• _Page text_:
* * *

Biography
Gargie joined KCL in 2018 as a PhD student investigating longstanding mental health inequalities for people from ethnic minority backgrounds, using mixed methods research. She is working with supervisors Dr Jayati Das-Munshi and Professor Stephani Hatch at King’s College London, and Sally McManus at NatCen Social Research.
Prior to her PhD, Gargie has worked in global health research and international development, with a focus on projects based in Bangladesh, and has volunteered with organisations supporting migrant rights in the UK. She began researching mental health inequalities during her MSc studies in Demography & Health at the London School of Hygiene & Tropical Medicine, looking at how social support, participation, and adversity impact mental health outcomes for young people aged 14 in the Millennium Cohort Study. Gargie’s research brings together her interests in migration, culture, racialisation, inequality, and political economy, looking at how these factors can shape people’s mental health and wellbeing.
Gargie has a BA in Archaeology & Anthropology from the University of Oxford and has wider interests in bridging the gap between quantitative and qualitative approaches research methods, and how interdisciplinary research can be harnessed to reduce health and wider related social inequalities.
Research interests
This mixed methods PhD project brings together Gargie’s interests in quantitative and qualitative social research. The project uses both data analysis that captures national and regional level evidence, and social interviews that learn from people’s personal experiences and insights of mental health problems in contemporary multicultural Britain.
The quantitative phase looks at trends in prevalence and treatment access for common mental disorders in people from ethnic minority backgrounds in England between 1993-2014. This uses data from the Adult Psychiatric Morbidity Surveys, the longest running nationally representative household survey series for mental health and wellbeing in the UK.
The qualitative phase seeks to interview participants from ethnic minority backgrounds who have agreed to share their experiences and perceptions of mental health problems and care, to answer questions that cannot be analysed from existing data.
Gargie is also looking to learn from support and advocacy organisations working with people facing challenges with accessing mental health services, to understand factors driving the persisting inequalities faced by people from ethnic minority backgrounds. If you would like to learn more or are interested in participating, please find more information here.
This PhD project is a collaborative studentship, in partnership with NatCen, and supported by the Economic and Social Research Council through the London Interdisciplinary Social Science Doctoral Training Partnership.

* * *

• _Information shown_:

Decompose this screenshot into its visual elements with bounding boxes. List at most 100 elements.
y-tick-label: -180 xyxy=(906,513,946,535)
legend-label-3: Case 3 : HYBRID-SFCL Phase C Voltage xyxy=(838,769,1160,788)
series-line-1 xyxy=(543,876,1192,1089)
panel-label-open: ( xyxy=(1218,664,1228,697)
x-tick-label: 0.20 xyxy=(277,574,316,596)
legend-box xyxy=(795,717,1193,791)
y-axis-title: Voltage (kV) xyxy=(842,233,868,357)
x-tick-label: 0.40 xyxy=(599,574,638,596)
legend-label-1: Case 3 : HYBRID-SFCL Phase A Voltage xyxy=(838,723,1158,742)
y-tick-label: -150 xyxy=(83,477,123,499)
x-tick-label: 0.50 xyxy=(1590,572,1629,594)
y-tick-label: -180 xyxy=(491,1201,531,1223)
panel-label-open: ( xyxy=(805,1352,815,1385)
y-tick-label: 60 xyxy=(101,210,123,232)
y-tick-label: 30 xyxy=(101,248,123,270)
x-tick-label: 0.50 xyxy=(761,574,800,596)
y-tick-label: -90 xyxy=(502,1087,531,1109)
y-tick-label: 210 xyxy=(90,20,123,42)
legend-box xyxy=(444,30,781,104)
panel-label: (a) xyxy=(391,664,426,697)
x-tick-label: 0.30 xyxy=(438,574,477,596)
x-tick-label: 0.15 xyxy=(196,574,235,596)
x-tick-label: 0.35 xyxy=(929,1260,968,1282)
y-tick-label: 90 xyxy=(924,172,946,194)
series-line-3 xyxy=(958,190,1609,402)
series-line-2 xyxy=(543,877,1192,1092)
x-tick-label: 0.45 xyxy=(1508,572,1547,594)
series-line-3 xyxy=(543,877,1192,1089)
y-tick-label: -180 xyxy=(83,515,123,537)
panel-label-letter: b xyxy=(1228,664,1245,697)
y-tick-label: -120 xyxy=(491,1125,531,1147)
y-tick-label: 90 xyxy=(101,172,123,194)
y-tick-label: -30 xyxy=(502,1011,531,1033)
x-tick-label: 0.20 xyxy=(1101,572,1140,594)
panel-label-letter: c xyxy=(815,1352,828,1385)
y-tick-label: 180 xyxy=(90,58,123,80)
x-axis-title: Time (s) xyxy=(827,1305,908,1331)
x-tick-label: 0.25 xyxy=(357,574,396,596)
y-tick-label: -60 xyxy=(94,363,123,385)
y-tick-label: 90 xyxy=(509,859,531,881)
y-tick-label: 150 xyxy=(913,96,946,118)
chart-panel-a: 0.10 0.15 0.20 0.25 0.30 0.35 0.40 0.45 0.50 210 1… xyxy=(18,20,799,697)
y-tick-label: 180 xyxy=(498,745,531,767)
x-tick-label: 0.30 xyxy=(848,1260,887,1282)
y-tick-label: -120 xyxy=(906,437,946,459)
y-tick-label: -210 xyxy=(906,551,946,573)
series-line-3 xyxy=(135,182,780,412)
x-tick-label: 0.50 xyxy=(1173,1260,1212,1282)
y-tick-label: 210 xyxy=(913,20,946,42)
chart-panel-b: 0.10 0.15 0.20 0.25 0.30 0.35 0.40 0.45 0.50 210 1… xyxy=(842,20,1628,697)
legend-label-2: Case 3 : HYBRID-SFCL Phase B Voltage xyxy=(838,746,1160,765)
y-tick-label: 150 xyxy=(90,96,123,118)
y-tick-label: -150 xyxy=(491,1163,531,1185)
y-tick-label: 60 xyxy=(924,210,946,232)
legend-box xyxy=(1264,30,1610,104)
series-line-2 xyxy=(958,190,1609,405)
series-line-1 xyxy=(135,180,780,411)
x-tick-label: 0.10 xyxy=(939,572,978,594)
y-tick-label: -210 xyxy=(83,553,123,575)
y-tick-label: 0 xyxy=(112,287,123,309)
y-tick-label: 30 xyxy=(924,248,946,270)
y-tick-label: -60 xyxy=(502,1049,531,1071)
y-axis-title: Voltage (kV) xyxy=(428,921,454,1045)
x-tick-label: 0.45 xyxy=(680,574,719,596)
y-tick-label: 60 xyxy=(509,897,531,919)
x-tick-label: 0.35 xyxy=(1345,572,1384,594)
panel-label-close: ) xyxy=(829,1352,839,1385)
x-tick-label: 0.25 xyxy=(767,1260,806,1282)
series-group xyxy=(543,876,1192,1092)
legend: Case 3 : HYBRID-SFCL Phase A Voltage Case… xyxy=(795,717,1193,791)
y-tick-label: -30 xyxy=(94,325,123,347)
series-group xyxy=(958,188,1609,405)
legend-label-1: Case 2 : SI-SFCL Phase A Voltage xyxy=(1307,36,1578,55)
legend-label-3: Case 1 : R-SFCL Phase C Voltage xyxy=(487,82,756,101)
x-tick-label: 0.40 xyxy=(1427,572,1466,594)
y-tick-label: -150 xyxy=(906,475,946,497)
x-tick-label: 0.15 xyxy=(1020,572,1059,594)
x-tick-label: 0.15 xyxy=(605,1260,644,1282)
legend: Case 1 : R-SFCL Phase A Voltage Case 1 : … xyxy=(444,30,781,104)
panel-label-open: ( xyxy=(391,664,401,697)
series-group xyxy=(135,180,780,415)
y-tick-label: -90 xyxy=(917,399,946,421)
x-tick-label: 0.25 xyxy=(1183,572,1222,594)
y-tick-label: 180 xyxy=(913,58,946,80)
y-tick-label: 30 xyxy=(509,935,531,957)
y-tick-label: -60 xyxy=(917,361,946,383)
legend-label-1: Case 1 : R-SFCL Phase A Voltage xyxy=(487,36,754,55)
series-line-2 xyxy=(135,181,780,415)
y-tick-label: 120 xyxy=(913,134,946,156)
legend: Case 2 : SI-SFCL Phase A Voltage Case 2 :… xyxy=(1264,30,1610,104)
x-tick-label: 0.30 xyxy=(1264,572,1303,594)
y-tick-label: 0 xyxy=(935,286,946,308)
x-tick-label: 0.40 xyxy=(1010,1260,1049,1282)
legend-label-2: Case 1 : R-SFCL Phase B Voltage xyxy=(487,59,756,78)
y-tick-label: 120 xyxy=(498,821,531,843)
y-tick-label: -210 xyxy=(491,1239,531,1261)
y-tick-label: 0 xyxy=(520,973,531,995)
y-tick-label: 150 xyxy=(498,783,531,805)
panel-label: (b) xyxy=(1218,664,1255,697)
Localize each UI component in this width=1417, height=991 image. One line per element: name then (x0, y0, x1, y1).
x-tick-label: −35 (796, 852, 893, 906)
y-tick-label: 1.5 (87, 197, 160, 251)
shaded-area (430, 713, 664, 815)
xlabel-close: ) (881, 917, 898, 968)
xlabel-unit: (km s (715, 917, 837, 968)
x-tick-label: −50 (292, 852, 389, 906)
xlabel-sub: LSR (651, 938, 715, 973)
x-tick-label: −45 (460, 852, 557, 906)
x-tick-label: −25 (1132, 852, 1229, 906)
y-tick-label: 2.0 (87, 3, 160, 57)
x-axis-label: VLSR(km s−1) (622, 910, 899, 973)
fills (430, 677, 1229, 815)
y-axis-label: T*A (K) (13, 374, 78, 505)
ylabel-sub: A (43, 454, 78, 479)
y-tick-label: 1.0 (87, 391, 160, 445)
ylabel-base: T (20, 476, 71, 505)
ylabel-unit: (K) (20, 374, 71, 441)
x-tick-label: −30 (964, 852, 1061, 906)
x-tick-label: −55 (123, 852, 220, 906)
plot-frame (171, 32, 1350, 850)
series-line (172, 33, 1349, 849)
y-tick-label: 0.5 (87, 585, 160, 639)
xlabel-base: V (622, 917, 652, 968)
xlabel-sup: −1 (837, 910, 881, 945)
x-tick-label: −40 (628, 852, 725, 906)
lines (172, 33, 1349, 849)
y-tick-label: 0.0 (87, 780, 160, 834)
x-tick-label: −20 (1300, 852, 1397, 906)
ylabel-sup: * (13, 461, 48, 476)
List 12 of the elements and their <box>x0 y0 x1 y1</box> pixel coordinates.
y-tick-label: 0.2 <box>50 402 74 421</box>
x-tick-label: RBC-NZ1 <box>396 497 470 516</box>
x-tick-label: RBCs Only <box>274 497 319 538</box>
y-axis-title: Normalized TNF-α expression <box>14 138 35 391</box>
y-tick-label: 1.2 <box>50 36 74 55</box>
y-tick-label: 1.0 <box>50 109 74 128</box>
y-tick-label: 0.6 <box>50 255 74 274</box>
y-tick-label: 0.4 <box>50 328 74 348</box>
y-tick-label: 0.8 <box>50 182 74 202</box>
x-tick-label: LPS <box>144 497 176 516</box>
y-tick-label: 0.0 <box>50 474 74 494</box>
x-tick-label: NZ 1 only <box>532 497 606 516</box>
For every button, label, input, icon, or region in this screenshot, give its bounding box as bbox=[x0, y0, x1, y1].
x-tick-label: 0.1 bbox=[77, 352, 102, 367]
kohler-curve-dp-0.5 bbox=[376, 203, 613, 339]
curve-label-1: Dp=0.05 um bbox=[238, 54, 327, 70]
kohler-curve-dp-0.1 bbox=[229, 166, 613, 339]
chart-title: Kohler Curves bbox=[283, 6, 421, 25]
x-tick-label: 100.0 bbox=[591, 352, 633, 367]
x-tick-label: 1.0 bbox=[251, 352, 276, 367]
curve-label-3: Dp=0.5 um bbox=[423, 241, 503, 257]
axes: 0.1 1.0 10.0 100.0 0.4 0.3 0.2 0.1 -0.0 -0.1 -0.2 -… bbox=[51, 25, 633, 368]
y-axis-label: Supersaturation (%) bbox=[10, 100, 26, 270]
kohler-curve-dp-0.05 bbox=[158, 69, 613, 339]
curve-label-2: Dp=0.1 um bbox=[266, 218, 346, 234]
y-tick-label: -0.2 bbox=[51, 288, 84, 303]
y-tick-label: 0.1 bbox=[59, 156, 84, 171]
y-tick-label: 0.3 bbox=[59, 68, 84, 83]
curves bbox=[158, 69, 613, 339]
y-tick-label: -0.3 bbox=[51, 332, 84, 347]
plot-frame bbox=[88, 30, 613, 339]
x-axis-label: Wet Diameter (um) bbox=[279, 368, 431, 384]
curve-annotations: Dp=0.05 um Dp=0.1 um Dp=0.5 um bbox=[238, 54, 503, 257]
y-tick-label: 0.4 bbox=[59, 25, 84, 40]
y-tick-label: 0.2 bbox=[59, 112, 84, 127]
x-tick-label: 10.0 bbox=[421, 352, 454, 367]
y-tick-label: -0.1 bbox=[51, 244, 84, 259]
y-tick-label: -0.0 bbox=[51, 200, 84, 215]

* * *

• _Required work_:
Pick up the biography of Gargie after its final sentence and continue writing it.

• _Solved exercise_:
Gargie’s general research interests include:
- Race, ethnicity, culture, and mental health
- Migration and refugee rights and welfare
- Social and economic inequalities
- Survey data and longitudinal cohort studies
- Social and cultural anthropology
- Interdisciplinary and mixed-methods research
Expertise and public engagement
Gargie is a steering member of the Maudsley Cultural Psychiatry Group, working to promote knowledge and awareness around race and racism in psychiatry and psychology through reflective, creative, and academic platforms.
Alongside social research, Gargie has an interest in journalism and is a volunteer community contributor for the Brixton Blog, a local online and print media platform, writing features on arts, music, culture, faith, and community events. You can read some of her online articles here.
Publications
Mental health:
Ahmad, G., McManus, S., Cooper, C., Hatch, S. & Das-Munshi, J. Prevalence of common mental disorders and treatment receipt for people from ethnic minority backgrounds in England: repeated cross-sectional surveys of the general population, 2007 and 2014. Accepted/in press 15 Nov 2021, in British Journal of Psychiatry.
Ahmad, G., McManus, S., Becares, L., Hatch, S. & Das-Munshi, J. Explaining ethnic variations in adolescent mental health: a secondary analysis of the Millennium Cohort Study, 2021, Social Psychiatry and Psychiatric Epidemiology.
Gargie Ahmad and Jayati Das-Munshi. Ethnicity, sociodemographic factors, and mental health outcomes in young people from the Millennium Cohort Study. Abstract for oral presentation given at Society for Social Medicine and Population Health and International Epidemiological Association, September 2019.
Previous research:
Gargie Ahmad, as consultant for Chatham House Centre on Global Health Security. Zoonotic Disease Control Policy at the Human–Animal Interface. Policy paper and meeting summary, July 2018.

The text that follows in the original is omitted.